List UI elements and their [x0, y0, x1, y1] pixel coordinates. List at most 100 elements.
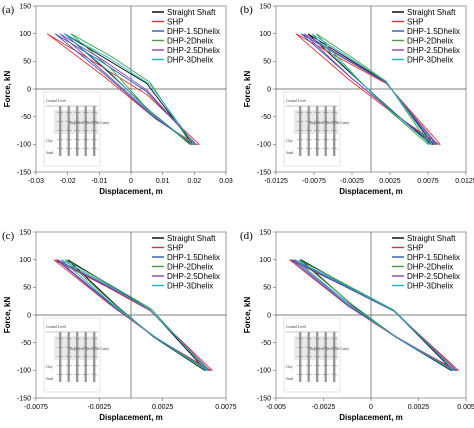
helix-plate: [73, 138, 81, 141]
soil-schematic: Ground Level Improved Area (Soil Lime) Cla…: [43, 91, 110, 167]
x-tick-label: 0.01: [156, 178, 170, 185]
helix-plate: [322, 337, 329, 340]
x-tick-label: -0.03: [28, 178, 44, 185]
helix-plate: [82, 364, 89, 367]
y-tick-label: 150: [19, 3, 31, 10]
helix-plate: [90, 147, 98, 150]
series-line-1: [295, 33, 441, 145]
x-tick-label: 0.0025: [408, 404, 430, 411]
legend-label: DHP-1.5Dhelix: [407, 253, 460, 262]
helix-plate: [82, 147, 89, 150]
helix-plate: [65, 120, 72, 123]
y-tick-label: 0: [27, 86, 31, 93]
chart-panel-b: 150 100 50 0 -50 -100 -150 -0.0125 -0.0075 -0.002…: [240, 3, 474, 196]
series-line-1: [46, 33, 200, 145]
pile-shaft: [333, 332, 336, 382]
y-tick-label: 150: [259, 229, 271, 236]
improved-area-label: Improved Area (Soil Lime): [310, 121, 350, 125]
helix-plate: [65, 111, 72, 114]
legend-label: Straight Shaft: [407, 234, 456, 243]
y-tick-label: -50: [261, 340, 271, 347]
y-tick-label: -150: [257, 395, 271, 402]
helix-plate: [56, 147, 64, 150]
helix-plate: [305, 346, 312, 349]
helix-plate: [73, 147, 81, 150]
helix-plate: [73, 111, 81, 114]
helix-plate: [82, 138, 89, 141]
pile-shaft: [307, 332, 310, 382]
pile-shaft: [93, 106, 96, 156]
y-tick-label: -150: [17, 169, 31, 176]
helix-plate: [322, 138, 329, 141]
y-tick-label: -150: [257, 169, 271, 176]
panel-label: (a): [2, 4, 15, 16]
helix-plate: [313, 373, 321, 376]
helix-plate: [296, 364, 304, 367]
series-line-4: [303, 33, 437, 145]
x-tick-label: 0: [129, 178, 133, 185]
helix-plate: [313, 138, 321, 141]
soil-schematic: Ground Level Improved Area (Soil Lime) Cla…: [43, 317, 110, 393]
ground-level-label: Ground Level: [286, 99, 306, 103]
helix-plate: [90, 111, 98, 114]
pile-shaft: [84, 332, 87, 382]
y-tick-label: -50: [21, 340, 31, 347]
x-tick-label: -0.02: [60, 178, 76, 185]
chart-panel-a: 150 100 50 0 -50 -100 -150 -0.03 -0.02 -0.01 0 0.01…: [2, 3, 233, 196]
y-tick-label: -100: [257, 368, 271, 375]
series-line-5: [311, 33, 433, 145]
helix-plate: [305, 138, 312, 141]
helix-plate: [65, 364, 72, 367]
pile-shaft: [59, 332, 62, 382]
helix-plate: [73, 337, 81, 340]
helix-plate: [330, 337, 338, 340]
x-tick-label: 0: [369, 404, 373, 411]
pile-shaft: [299, 106, 302, 156]
helix-plate: [330, 147, 338, 150]
x-axis-label: Displacement, m: [339, 413, 403, 422]
pile-shaft: [76, 332, 79, 382]
helix-plate: [305, 129, 312, 132]
y-tick-label: -150: [17, 395, 31, 402]
helix-plate: [65, 147, 72, 150]
helix-plate: [296, 373, 304, 376]
legend-label: DHP-3Dhelix: [167, 281, 213, 290]
helix-plate: [313, 129, 321, 132]
helix-plate: [296, 111, 304, 114]
pile-shaft: [67, 332, 70, 382]
pile-shaft: [333, 106, 336, 156]
soil-schematic: Ground Level Improved Area (Soil Lime) Cla…: [283, 317, 350, 393]
panel-label: (d): [240, 230, 253, 242]
x-tick-label: -0.0125: [264, 178, 288, 185]
chart-panel-d: 150 100 50 0 -50 -100 -150 -0.005 -0.0025 0 0.0025…: [240, 229, 474, 422]
helix-plate: [305, 355, 312, 358]
clay-label: Clay: [286, 139, 293, 143]
legend-label: DHP-2.5Dhelix: [167, 272, 220, 281]
helix-plate: [313, 364, 321, 367]
legend-label: DHP-2Dhelix: [407, 262, 453, 271]
x-tick-label: 0.03: [219, 178, 233, 185]
y-tick-label: -100: [257, 142, 271, 149]
helix-plate: [330, 111, 338, 114]
series-line-5: [61, 259, 209, 371]
ground-level-label: Ground Level: [286, 325, 306, 329]
helix-plate: [56, 364, 64, 367]
series-line-4: [57, 259, 210, 371]
legend-label: Straight Shaft: [167, 234, 216, 243]
legend-label: DHP-2.5Dhelix: [167, 46, 220, 55]
helix-plate: [90, 373, 98, 376]
legend-label: DHP-3Dhelix: [407, 55, 453, 64]
helix-plate: [65, 138, 72, 141]
x-tick-label: -0.01: [91, 178, 107, 185]
sand-label: Sand: [46, 377, 53, 381]
improved-area-label: Improved Area (Soil Lime): [310, 347, 350, 351]
sand-label: Sand: [286, 377, 293, 381]
helix-plate: [82, 337, 89, 340]
legend-label: DHP-2.5Dhelix: [407, 272, 460, 281]
y-tick-label: 50: [23, 59, 31, 66]
helix-plate: [313, 346, 321, 349]
clay-label: Clay: [46, 365, 53, 369]
helix-plate: [305, 373, 312, 376]
pile-shaft: [59, 106, 62, 156]
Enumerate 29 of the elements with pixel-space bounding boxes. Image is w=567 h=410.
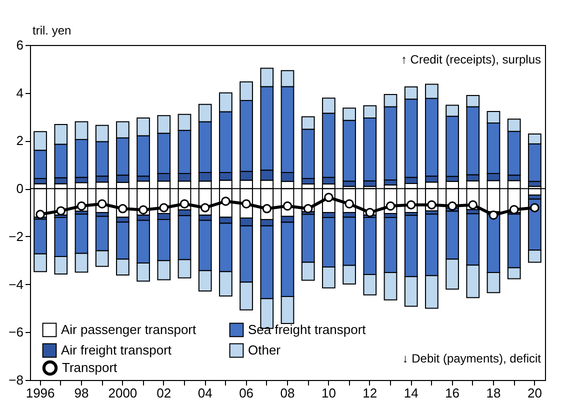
y-tick-label: −4 bbox=[8, 276, 24, 292]
y-tick-label: 2 bbox=[16, 133, 24, 148]
legend-label: Air passenger transport bbox=[61, 322, 197, 337]
x-tick-label: 14 bbox=[404, 386, 418, 400]
x-tick-label: 18 bbox=[486, 386, 501, 400]
legend-label: Sea freight transport bbox=[248, 322, 366, 337]
x-tick-label: 08 bbox=[280, 386, 295, 400]
x-tick-label: 10 bbox=[321, 386, 336, 400]
y-tick-label: −8 bbox=[8, 372, 24, 388]
x-tick-label: 20 bbox=[527, 386, 542, 400]
y-tick-label: 0 bbox=[16, 181, 24, 196]
x-tick-label: 02 bbox=[156, 386, 172, 400]
legend-label: Other bbox=[248, 342, 282, 358]
y-tick-label: −2 bbox=[8, 228, 24, 244]
legend-label: Air freight transport bbox=[61, 342, 172, 358]
x-tick-label: 1996 bbox=[26, 386, 55, 400]
x-tick-label: 06 bbox=[239, 386, 254, 400]
x-tick-label: 04 bbox=[198, 386, 212, 400]
y-tick-label: 4 bbox=[16, 85, 24, 100]
x-tick-label: 16 bbox=[445, 386, 460, 400]
x-tick-label: 2000 bbox=[108, 386, 138, 400]
y-axis-title: tril. yen bbox=[32, 24, 72, 38]
annotation: ↑ Credit (receipts), surplus bbox=[400, 52, 541, 66]
x-tick-label: 12 bbox=[362, 386, 378, 400]
legend-label: Transport bbox=[62, 360, 118, 375]
x-tick-label: 98 bbox=[74, 386, 89, 400]
annotation: ↓ Debit (payments), deficit bbox=[402, 351, 542, 366]
y-tick-label: −6 bbox=[8, 324, 24, 340]
y-tick-label: 6 bbox=[16, 38, 24, 52]
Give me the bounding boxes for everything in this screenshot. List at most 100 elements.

########

Rewrite the listing above with "helix-plate" changed to "helix-blade" everywhere and nothing else altered. Leave out the pictures.

§ FULL SOLUTION:
List UI elements and their [x0, y0, x1, y1] pixel coordinates. List at most 100 elements.
helix-blade: [73, 138, 81, 141]
soil-schematic: Ground Level Improved Area (Soil Lime) Cla…: [43, 91, 110, 167]
x-tick-label: 0.01: [156, 178, 170, 185]
helix-blade: [322, 337, 329, 340]
x-tick-label: -0.03: [28, 178, 44, 185]
helix-blade: [82, 364, 89, 367]
y-tick-label: 150: [19, 3, 31, 10]
helix-blade: [90, 147, 98, 150]
series-line-1: [295, 33, 441, 145]
x-tick-label: 0.0025: [408, 404, 430, 411]
legend-label: DHP-1.5Dhelix: [407, 253, 460, 262]
helix-blade: [82, 147, 89, 150]
helix-blade: [65, 120, 72, 123]
y-tick-label: 0: [27, 86, 31, 93]
chart-panel-b: 150 100 50 0 -50 -100 -150 -0.0125 -0.0075 -0.002…: [240, 3, 474, 196]
series-line-1: [46, 33, 200, 145]
pile-shaft: [333, 332, 336, 382]
y-tick-label: 150: [259, 229, 271, 236]
improved-area-label: Improved Area (Soil Lime): [310, 121, 350, 125]
helix-blade: [65, 111, 72, 114]
legend-label: Straight Shaft: [407, 234, 456, 243]
y-tick-label: -50: [261, 340, 271, 347]
y-tick-label: -150: [257, 395, 271, 402]
helix-blade: [56, 147, 64, 150]
helix-blade: [305, 346, 312, 349]
helix-blade: [73, 147, 81, 150]
helix-blade: [73, 111, 81, 114]
helix-blade: [82, 138, 89, 141]
pile-shaft: [307, 332, 310, 382]
pile-shaft: [93, 106, 96, 156]
y-tick-label: -150: [17, 169, 31, 176]
helix-blade: [322, 138, 329, 141]
y-tick-label: -150: [257, 169, 271, 176]
panel-label: (a): [2, 4, 15, 16]
helix-blade: [313, 373, 321, 376]
helix-blade: [296, 364, 304, 367]
series-line-4: [303, 33, 437, 145]
x-tick-label: 0: [129, 178, 133, 185]
helix-blade: [313, 138, 321, 141]
soil-schematic: Ground Level Improved Area (Soil Lime) Cla…: [43, 317, 110, 393]
ground-level-label: Ground Level: [286, 99, 306, 103]
helix-blade: [90, 111, 98, 114]
pile-shaft: [84, 332, 87, 382]
y-tick-label: -50: [21, 340, 31, 347]
x-tick-label: -0.02: [60, 178, 76, 185]
chart-panel-a: 150 100 50 0 -50 -100 -150 -0.03 -0.02 -0.01 0 0.01…: [2, 3, 233, 196]
y-tick-label: -100: [257, 368, 271, 375]
series-line-5: [311, 33, 433, 145]
helix-blade: [305, 138, 312, 141]
helix-blade: [65, 364, 72, 367]
pile-shaft: [59, 332, 62, 382]
helix-blade: [73, 337, 81, 340]
helix-blade: [330, 337, 338, 340]
x-tick-label: 0: [369, 404, 373, 411]
pile-shaft: [299, 106, 302, 156]
helix-blade: [330, 147, 338, 150]
x-axis-label: Displacement, m: [339, 413, 403, 422]
pile-shaft: [76, 332, 79, 382]
helix-blade: [305, 129, 312, 132]
y-tick-label: -150: [17, 395, 31, 402]
helix-blade: [65, 147, 72, 150]
helix-blade: [296, 373, 304, 376]
legend-label: DHP-3Dhelix: [167, 281, 213, 290]
helix-blade: [313, 129, 321, 132]
helix-blade: [296, 111, 304, 114]
pile-shaft: [67, 332, 70, 382]
pile-shaft: [333, 106, 336, 156]
soil-schematic: Ground Level Improved Area (Soil Lime) Cla…: [283, 317, 350, 393]
panel-label: (d): [240, 230, 253, 242]
x-tick-label: -0.0125: [264, 178, 288, 185]
chart-panel-d: 150 100 50 0 -50 -100 -150 -0.005 -0.0025 0 0.0025…: [240, 229, 474, 422]
helix-blade: [305, 355, 312, 358]
clay-label: Clay: [286, 139, 293, 143]
legend-label: DHP-2.5Dhelix: [167, 272, 220, 281]
helix-blade: [313, 364, 321, 367]
legend-label: DHP-2Dhelix: [407, 262, 453, 271]
x-tick-label: 0.03: [219, 178, 233, 185]
y-tick-label: -100: [257, 142, 271, 149]
helix-blade: [330, 111, 338, 114]
series-line-5: [61, 259, 209, 371]
ground-level-label: Ground Level: [286, 325, 306, 329]
helix-blade: [56, 364, 64, 367]
series-line-4: [57, 259, 210, 371]
legend-label: Straight Shaft: [167, 234, 216, 243]
legend-label: DHP-2.5Dhelix: [167, 46, 220, 55]
helix-blade: [90, 373, 98, 376]
legend-label: DHP-3Dhelix: [407, 55, 453, 64]
helix-blade: [65, 138, 72, 141]
x-tick-label: -0.01: [91, 178, 107, 185]
sand-label: Sand: [46, 377, 53, 381]
improved-area-label: Improved Area (Soil Lime): [310, 347, 350, 351]
sand-label: Sand: [286, 377, 293, 381]
helix-blade: [82, 337, 89, 340]
legend-label: DHP-2.5Dhelix: [407, 272, 460, 281]
y-tick-label: 50: [23, 59, 31, 66]
helix-blade: [313, 346, 321, 349]
clay-label: Clay: [46, 365, 53, 369]
helix-blade: [305, 373, 312, 376]
pile-shaft: [59, 106, 62, 156]
Enumerate 29 of the elements with pixel-space bounding boxes. Image is w=567 h=410.
y-tick-label: −4 bbox=[8, 276, 24, 292]
y-tick-label: 2 bbox=[16, 133, 24, 148]
legend-label: Air passenger transport bbox=[61, 322, 197, 337]
x-tick-label: 14 bbox=[404, 386, 418, 400]
x-tick-label: 18 bbox=[486, 386, 501, 400]
legend-label: Sea freight transport bbox=[248, 322, 366, 337]
x-tick-label: 08 bbox=[280, 386, 295, 400]
x-tick-label: 10 bbox=[321, 386, 336, 400]
y-tick-label: −8 bbox=[8, 372, 24, 388]
x-tick-label: 20 bbox=[527, 386, 542, 400]
y-tick-label: 0 bbox=[16, 181, 24, 196]
x-tick-label: 02 bbox=[156, 386, 172, 400]
legend-label: Other bbox=[248, 342, 282, 358]
y-tick-label: −2 bbox=[8, 228, 24, 244]
legend-label: Air freight transport bbox=[61, 342, 172, 358]
x-tick-label: 1996 bbox=[26, 386, 55, 400]
x-tick-label: 06 bbox=[239, 386, 254, 400]
x-tick-label: 04 bbox=[198, 386, 212, 400]
y-tick-label: 4 bbox=[16, 85, 24, 100]
x-tick-label: 16 bbox=[445, 386, 460, 400]
x-tick-label: 2000 bbox=[108, 386, 138, 400]
y-axis-title: tril. yen bbox=[32, 24, 72, 38]
annotation: ↑ Credit (receipts), surplus bbox=[400, 52, 541, 66]
x-tick-label: 12 bbox=[362, 386, 378, 400]
legend-label: Transport bbox=[62, 360, 118, 375]
x-tick-label: 98 bbox=[74, 386, 89, 400]
annotation: ↓ Debit (payments), deficit bbox=[402, 351, 542, 366]
y-tick-label: −6 bbox=[8, 324, 24, 340]
y-tick-label: 6 bbox=[16, 38, 24, 52]
Give me the bounding boxes for everything in this screenshot. List at most 100 elements.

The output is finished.